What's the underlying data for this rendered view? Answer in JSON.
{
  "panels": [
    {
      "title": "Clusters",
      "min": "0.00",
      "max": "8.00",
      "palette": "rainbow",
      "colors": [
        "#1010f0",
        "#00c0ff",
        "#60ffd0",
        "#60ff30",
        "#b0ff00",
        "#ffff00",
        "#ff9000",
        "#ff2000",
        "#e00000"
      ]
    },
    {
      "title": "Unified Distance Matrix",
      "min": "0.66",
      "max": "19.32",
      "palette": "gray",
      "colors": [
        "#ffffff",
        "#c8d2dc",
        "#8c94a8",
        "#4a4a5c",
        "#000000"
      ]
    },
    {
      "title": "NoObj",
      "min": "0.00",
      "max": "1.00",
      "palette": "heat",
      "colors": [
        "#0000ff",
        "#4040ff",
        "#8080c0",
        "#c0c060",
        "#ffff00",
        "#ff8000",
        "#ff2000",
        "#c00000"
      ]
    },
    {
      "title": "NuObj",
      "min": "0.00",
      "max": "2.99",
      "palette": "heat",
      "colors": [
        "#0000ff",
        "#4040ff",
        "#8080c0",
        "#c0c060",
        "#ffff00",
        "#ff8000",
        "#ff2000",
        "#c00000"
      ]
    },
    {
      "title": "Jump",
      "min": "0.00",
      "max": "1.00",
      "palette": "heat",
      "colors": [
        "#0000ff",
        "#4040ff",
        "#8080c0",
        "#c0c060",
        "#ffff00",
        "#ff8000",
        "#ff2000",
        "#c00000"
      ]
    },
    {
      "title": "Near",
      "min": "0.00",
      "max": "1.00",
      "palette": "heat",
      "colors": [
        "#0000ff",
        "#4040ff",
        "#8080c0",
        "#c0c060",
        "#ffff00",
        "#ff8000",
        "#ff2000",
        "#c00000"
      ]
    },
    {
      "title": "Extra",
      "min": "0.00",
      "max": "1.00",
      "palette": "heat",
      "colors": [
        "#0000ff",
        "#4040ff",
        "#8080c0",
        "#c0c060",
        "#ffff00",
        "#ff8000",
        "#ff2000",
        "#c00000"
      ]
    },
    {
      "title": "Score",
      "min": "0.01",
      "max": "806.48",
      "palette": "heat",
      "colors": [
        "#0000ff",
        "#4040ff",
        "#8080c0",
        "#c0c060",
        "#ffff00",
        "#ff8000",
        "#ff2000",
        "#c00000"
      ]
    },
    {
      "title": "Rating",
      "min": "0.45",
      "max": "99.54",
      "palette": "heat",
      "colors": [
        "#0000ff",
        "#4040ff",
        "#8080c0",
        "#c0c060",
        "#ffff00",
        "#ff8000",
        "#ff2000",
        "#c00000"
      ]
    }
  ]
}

#### [Given request]
Go through the records and copy each line with "title" in it.

#### [Result of the task]
      "title": "Clusters",
      "title": "Unified Distance Matrix",
      "title": "NoObj",
      "title": "NuObj",
      "title": "Jump",
      "title": "Near",
      "title": "Extra",
      "title": "Score",
      "title": "Rating",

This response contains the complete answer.